◆ Exercise brief:
Copy out the lines that include the word "manera".

* start *

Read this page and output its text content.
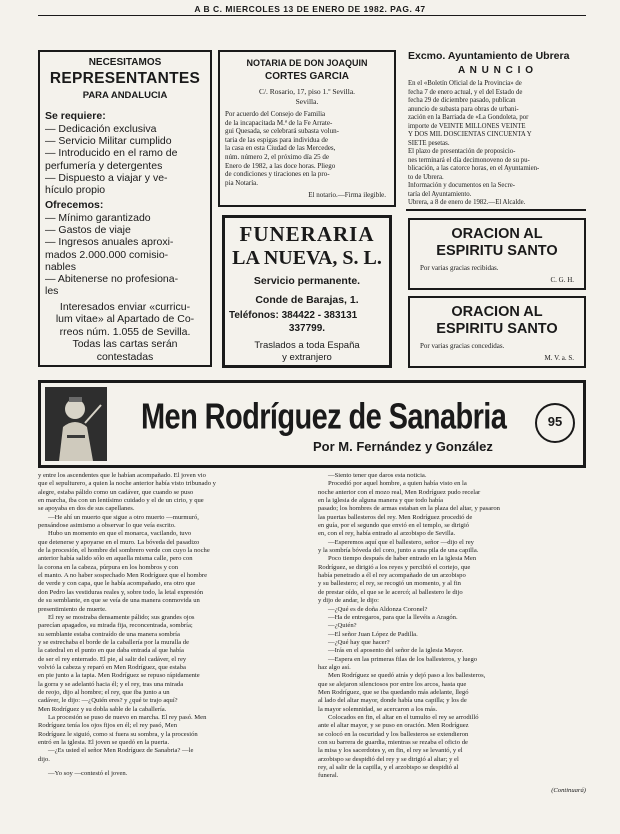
A B C. MIERCOLES 13 DE ENERO DE 1982. PAG. 47
NECESITAMOS
REPRESENTANTES
PARA ANDALUCIA
Se requiere:
— Dedicación exclusiva
— Servicio Militar cumplido
— Introducido en el ramo de
perfumería y detergentes
— Dispuesto a viajar y ve-
hículo propio
Ofrecemos:
— Mínimo garantizado
— Gastos de viaje
— Ingresos anuales aproxi-
mados 2.000.000 comisio-
nables
— Abitenerse no profesiona-
les
Interesados enviar «curricu-
lum vitae» al Apartado de Co-
rreos núm. 1.055 de Sevilla.
Todas las cartas serán
contestadas
NOTARIA DE DON JOAQUIN
CORTES GARCIA
C/. Rosario, 17, piso 1.º Sevilla.
Sevilla.
Por acuerdo del Consejo de Familia
de la incapacitada M.ª de la Fe Arrate-
gui Quesada, se celebrará subasta volun-
taria de las espigas para individua de
la casa en esta Ciudad de las Mercedes,
núm. número 2, el próximo día 25 de
Enero de 1982, a las doce horas. Pliego
de condiciones y tiraciones en la pro-
pia Notaría.
El notario.—Firma ilegible.
Excmo. Ayuntamiento de Ubrera
A N U N C I O
En el «Boletín Oficial de la Provincia» de
fecha 7 de enero actual, y el del Estado de
fecha 29 de diciembre pasado, publican
anuncio de subasta para obras de urbani-
zación en la Barriada de «La Gondoleta, por
importe de VEINTE MILLONES VEINTE
Y DOS MIL DOSCIENTAS CINCUENTA Y
SIETE pesetas.
El plazo de presentación de proposicio-
nes terminará el día decimonoveno de su pu-
blicación, a las catorce horas, en el Ayuntamien-
to de Ubrera.
Información y documentos en la Secre-
taría del Ayuntamiento.
Ubrera, a 8 de enero de 1982.—El Alcalde.
FUNERARIA
LA NUEVA, S. L.
Servicio permanente.
Conde de Barajas, 1.
Teléfonos: 384422 - 383131
337799.
Traslados a toda España
y extranjero
ORACION AL
ESPIRITU SANTO
Por varias gracias recibidas.
C. G. H.
ORACION AL
ESPIRITU SANTO
Por varias gracias concedidas.
M. V. a. S.
Men Rodríguez de Sanabria
Por M. Fernández y González
95

y entre los ascendentes que le habían acompañado. El joven vio

que el sepulturero, a quien la noche anterior había visto tribunado y

alegre, estaba pálido como un cadáver, que cuando se puso

en marcha, iba con un lentísimo cuidado y el de un cirio, y que

se apoyaba en dos de sus capellanes.

—He ahí un muerto que sigue a otro muerto —murmuró,

pensándose asimismo a observar lo que veía escrito.

Hubo un momento en que el monarca, vacilando, tuvo

que detenerse y apoyarse en el muro. La bóveda del pasadizo

de la procesión, el hombre del sombrero verde con cuyo la noche

anterior había salido sólo en aquella misma calle, pero con

la corona en la cabeza, púrpura en los hombros y con

el manto. A no haber sospechado Men Rodríguez que el hombre

de verde y con capa, que le había acompañado, era otro que

don Pedro las vestiduras reales y, sobre todo, la letal expresión

de su semblante, en que se veía de una manera conmovida un

presentimiento de muerte.

El rey se mostraba densamente pálido; sus grandes ojos

parecían apagados, su mirada fija, reconcentrada, sombría;

su semblante estaba contraído de una manera sombría

y se estrechaba el borde de la caballería por la muralla de

la catedral en el punto en que daba entrada al que había

de ser el rey enterrado. El pie, al salir del cadáver, el rey

volvió la cabeza y reparó en Men Rodríguez, que estaba

en pie junto a la tapia. Men Rodríguez se repuso rápidamente

la gorra y se adelantó hacia él; y el rey, tras una mirada

de reojo, dijo al hombre; el rey, que iba junto a un

cadáver, le dijo: —¿Quién eres? y ¿qué te trajo aquí?

Men Rodríguez y su dobla sable de la caballería.

La procesión se puso de nuevo en marcha. El rey pasó. Men

Rodríguez tenía los ojos fijos en él; el rey pasó, Men

Rodríguez le siguió, como si fuera su sombra, y la procesión

entró en la iglesia. El joven se quedó en la puerta.

—¿Es usted el señor Men Rodríguez de Sanabria? —le

dijo.

—Yo soy —contestó el joven.

—Siento tener que daros esta noticia.

Procedió por aquel hombre, a quien había visto en la

noche anterior con el mozo real, Men Rodríguez pudo recelar

en la iglesia de alguna manera y que todo había

pasado; los hombres de armas estaban en la plaza del altar, y pasaron

las puertas ballesteros del rey. Men Rodríguez procedió de

en guía, por el segundo que envió en el templo, se dirigió

en, con el rey, había entrado al arzobispo de Sevilla.

—Esperemos aquí que el ballestero, señor —dijo el rey

y la sombría bóveda del coro, junto a una pila de una capilla.

Poco tiempo después de haber entrado en la iglesia Men

Rodríguez, se dirigió a los reyes y percibió el cortejo, que

había penetrado a él el rey acompañado de un arzobispo

y su ballestero; el rey, se recogió un momento, y al fin

de prestar oído, el que se le acercó; al ballestero le dijo

y dijo de andar, le dijo:

—¿Qué es de doña Aldonza Coronel?

—Ha de entregaros, para que la llevéis a Aragón.

—¿Quién?

—El señor Juan López de Padilla.

—¿Qué hay que hacer?

—Irás en el aposento del señor de la iglesia Mayor.

—Espera en las primeras filas de los ballesteros, y luego

haz algo así.

Men Rodríguez se quedó atrás y dejó paso a los ballesteros,

que se alejaron silenciosos por entre los arcos, hasta que

Men Rodríguez, que se iba quedando más adelante, llegó

al lado del altar mayor, donde había una capilla; y los de

la mayor solemnidad, se acercaron a los más.

Colocados en fin, el altar en el tumulto el rey se arrodilló

ante el altar mayor, y se puso en oración. Men Rodríguez

se colocó en la oscuridad y los ballesteros se extendieron

con su barrera de guardia, mientras se rezaba el oficio de

la misa y los sacerdotes y, en fin, el rey se levantó, y el

arzobispo se despidió del rey y se dirigió al altar; y el

rey, al salir de la capilla, y el arzobispo se despidió al

funeral.

(Continuará)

* end *

◆ Worked solution:
de su semblante, en que se veía de una manera conmovida un
su semblante estaba contraído de una manera sombría
en la iglesia de alguna manera y que todo había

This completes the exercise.